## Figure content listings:
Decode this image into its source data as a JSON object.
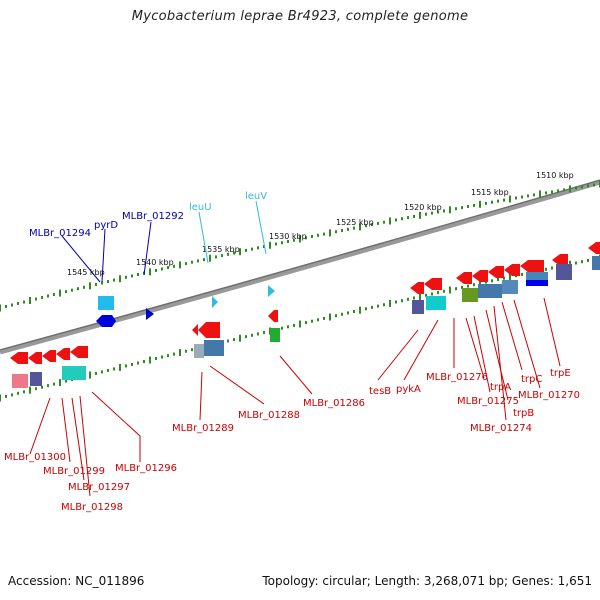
{
  "title": "Mycobacterium leprae Br4923, complete genome",
  "footer": {
    "accession": "Accession: NC_011896",
    "summary": "Topology: circular; Length: 3,268,071 bp; Genes: 1,651"
  },
  "colors": {
    "ruler_dots": "#2e8b22",
    "backbone": "#888888",
    "label_red": "#cc0000",
    "label_blue": "#0000aa",
    "label_cyan": "#33bbdd"
  },
  "ruler_labels": [
    "1510 kbp",
    "1515 kbp",
    "1520 kbp",
    "1525 kbp",
    "1530 kbp",
    "1535 kbp",
    "1540 kbp",
    "1545 kbp"
  ],
  "gene_labels_top": [
    {
      "text": "MLBr_01294",
      "color": "blue"
    },
    {
      "text": "pyrD",
      "color": "blue"
    },
    {
      "text": "MLBr_01292",
      "color": "blue"
    },
    {
      "text": "leuU",
      "color": "cyan"
    },
    {
      "text": "leuV",
      "color": "cyan"
    }
  ],
  "gene_labels_bottom": [
    "tesB",
    "pykA",
    "MLBr_01276",
    "trpA",
    "MLBr_01275",
    "trpB",
    "MLBr_01274",
    "trpC",
    "MLBr_01270",
    "trpE",
    "MLBr_01286",
    "MLBr_01288",
    "MLBr_01289",
    "MLBr_01296",
    "MLBr_01300",
    "MLBr_01299",
    "MLBr_01297",
    "MLBr_01298"
  ]
}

## Task goal:
Transcribe all the data word for word; the images stay out.

## Answer area:
Decode this image into its source data as a JSON object.
{
  "title": "Mycobacterium leprae Br4923, complete genome",
  "footer": {
    "accession": "Accession: NC_011896",
    "summary": "Topology: circular; Length: 3,268,071 bp; Genes: 1,651"
  },
  "colors": {
    "ruler_dots": "#2e8b22",
    "backbone": "#888888",
    "label_red": "#cc0000",
    "label_blue": "#0000aa",
    "label_cyan": "#33bbdd"
  },
  "ruler_labels": [
    "1510 kbp",
    "1515 kbp",
    "1520 kbp",
    "1525 kbp",
    "1530 kbp",
    "1535 kbp",
    "1540 kbp",
    "1545 kbp"
  ],
  "gene_labels_top": [
    {
      "text": "MLBr_01294",
      "color": "blue"
    },
    {
      "text": "pyrD",
      "color": "blue"
    },
    {
      "text": "MLBr_01292",
      "color": "blue"
    },
    {
      "text": "leuU",
      "color": "cyan"
    },
    {
      "text": "leuV",
      "color": "cyan"
    }
  ],
  "gene_labels_bottom": [
    "tesB",
    "pykA",
    "MLBr_01276",
    "trpA",
    "MLBr_01275",
    "trpB",
    "MLBr_01274",
    "trpC",
    "MLBr_01270",
    "trpE",
    "MLBr_01286",
    "MLBr_01288",
    "MLBr_01289",
    "MLBr_01296",
    "MLBr_01300",
    "MLBr_01299",
    "MLBr_01297",
    "MLBr_01298"
  ]
}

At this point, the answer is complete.